EXCERPT PROVIDED -
──────────────────────────────
A great advantage of our investigation is that it took into account differences in performing some activities of daily living (ADL; ability to “bathe and dress yourself”) and mobility (walking from one hundred yards to more than a mile). In Brazil, most studies have classified functional disability if the respondents reported one or more limitations to perform ADL[20]; others have defined the degree of severity based on the number of answers to questions about ADL[23]. Previous studies have demonstrated the importance of distinguishing mild, moderate, and severe limitations using different questions of ADL and mobility, assuming the functional disability as a continuous and progressive process[5, 30].

Considering the paucity of studies analyzing the magnitude of gender differences in HLE[9], our findings may contribute to the debate on male-female health-survival paradox for two reasons. First, by using a single indicator that combines mortality and morbidity, this study revealed the quality of these extra years lived by women. Assessing gender differences in health through an indicator that synthesizes mortality and morbidity rates may shed light into the debate about the consistency of the paradox of women living longer than men but in poorer health conditions[11, 15, 16]. Second, our study is important because it focused on the magnitude of the gender differences in morbidity, mortality and HLE, instead of analyzing this data for women and men separately[16].

Based on our results, we suggest that more research on gender differences in HLE and UHLE is needed in order to provide a full understanding of the male-female health-survival paradox. Additional step should also be taken towards the application of decomposition techniques to measure the contribution of mortality and morbidity to the gender differences in HLE and UHLE[11, 12]. An example of such analysis is the research conducted by Nusselder et al.[11] showing that gender gap in HLE and UHLE in two groups of European countries are masked by gender differences in mortality and morbidity.

Further research investigating the biological, behavioural, and social mechanisms that shape gender differences in life expectancy and HLE may also guide efforts not only to improve male longevity, but also to promote a compression of disability and poor health in the years lived, especially among women.
──────────────────────────────
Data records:
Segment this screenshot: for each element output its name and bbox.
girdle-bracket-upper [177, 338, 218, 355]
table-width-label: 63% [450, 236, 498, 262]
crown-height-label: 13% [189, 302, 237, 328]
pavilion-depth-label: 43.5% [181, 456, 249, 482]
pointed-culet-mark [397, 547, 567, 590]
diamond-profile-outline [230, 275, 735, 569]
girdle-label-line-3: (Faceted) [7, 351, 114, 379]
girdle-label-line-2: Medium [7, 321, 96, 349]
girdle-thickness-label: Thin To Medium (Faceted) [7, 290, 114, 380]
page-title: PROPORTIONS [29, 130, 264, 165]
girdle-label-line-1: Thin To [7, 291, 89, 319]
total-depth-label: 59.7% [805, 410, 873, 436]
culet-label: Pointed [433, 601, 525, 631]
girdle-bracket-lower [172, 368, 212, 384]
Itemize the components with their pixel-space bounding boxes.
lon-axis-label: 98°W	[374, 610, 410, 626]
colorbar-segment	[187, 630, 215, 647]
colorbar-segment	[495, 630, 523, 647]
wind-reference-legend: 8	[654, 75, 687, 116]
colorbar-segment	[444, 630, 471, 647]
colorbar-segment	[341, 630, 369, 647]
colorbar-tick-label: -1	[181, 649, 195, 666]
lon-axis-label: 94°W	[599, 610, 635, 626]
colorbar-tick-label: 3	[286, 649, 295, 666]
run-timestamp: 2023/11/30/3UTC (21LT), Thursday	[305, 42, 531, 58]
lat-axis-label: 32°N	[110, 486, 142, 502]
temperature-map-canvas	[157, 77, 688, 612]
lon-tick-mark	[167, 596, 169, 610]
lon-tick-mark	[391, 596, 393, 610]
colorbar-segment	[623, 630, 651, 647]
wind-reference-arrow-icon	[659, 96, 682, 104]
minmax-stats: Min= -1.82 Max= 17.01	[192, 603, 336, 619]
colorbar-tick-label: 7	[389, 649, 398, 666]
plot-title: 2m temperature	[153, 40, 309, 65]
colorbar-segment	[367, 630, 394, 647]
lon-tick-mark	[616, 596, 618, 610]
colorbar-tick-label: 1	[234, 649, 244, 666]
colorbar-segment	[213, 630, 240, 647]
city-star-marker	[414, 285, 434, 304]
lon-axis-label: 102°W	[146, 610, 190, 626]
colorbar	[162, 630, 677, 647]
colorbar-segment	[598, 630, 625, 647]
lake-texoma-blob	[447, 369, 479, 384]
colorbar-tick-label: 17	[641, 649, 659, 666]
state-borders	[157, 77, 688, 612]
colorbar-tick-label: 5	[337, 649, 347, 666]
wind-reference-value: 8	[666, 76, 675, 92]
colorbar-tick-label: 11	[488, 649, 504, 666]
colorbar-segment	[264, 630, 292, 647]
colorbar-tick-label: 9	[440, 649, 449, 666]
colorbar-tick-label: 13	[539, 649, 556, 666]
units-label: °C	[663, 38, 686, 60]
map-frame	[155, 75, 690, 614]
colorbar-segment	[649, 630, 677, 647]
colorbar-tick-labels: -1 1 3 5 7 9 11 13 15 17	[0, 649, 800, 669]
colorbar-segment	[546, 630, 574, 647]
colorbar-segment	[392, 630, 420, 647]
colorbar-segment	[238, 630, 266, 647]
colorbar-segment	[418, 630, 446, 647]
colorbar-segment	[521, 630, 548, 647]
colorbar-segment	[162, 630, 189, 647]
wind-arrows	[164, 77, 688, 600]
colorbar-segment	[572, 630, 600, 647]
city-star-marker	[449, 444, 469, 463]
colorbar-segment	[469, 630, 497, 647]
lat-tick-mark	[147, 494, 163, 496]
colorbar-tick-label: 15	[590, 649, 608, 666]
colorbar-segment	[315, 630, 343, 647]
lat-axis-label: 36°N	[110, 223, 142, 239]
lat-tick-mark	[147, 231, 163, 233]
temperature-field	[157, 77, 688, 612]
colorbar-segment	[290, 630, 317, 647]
──────────────────────────────
THE TASK - Write the next part of the discussion of gender differences in healthy life expectancy, picking up after its final sentence. You can leave the records aside, since none of the work depends on them.

ANSWER TO THIS TASK -
Conclusions

In summary, our findings pointed out gender differences in HLE in terms of self-reported health: women would have longer HLE compared to the men, living more years in good health. With regard to global limitations and mild/moderate limitations, our study identified significant differences in UHLE between sexes. Women would also spend more years with and without severe limitations than men. It was also verified that women would live a greater proportion of their lifetime with functional limitations than men. Another important finding in our study is that no gender differences in the prevalence data (except for a few age groups) were detected, while gender differences were found for life expectancy, HLE, and UHLE. This finding is especially important given the debate questioning the male-female health-survival paradox, for which some research has shown no female excess in ill health when using specific health indicators[15, 16].

Investigations on gender differences in health among older people are crucial given some facets of population aging, such as premature mortality among men and feminization of old age[41]. Considering that the advantages of a longer life expectancy is only fully achieved if the extra years are lived in good health, investigations on gender differences in HLE are clearly needed in order to provide meaningful insights to the development of action plans that tackle gender inequalities in health and promote healthy, active aging for both men and women. Indeed, more evidence may help inform policies and programs aimed to reduce gender differences in the quantity and quality of years to be lived, providing equal opportunities for women and men to live longer with quality of life, autonomy, and independence.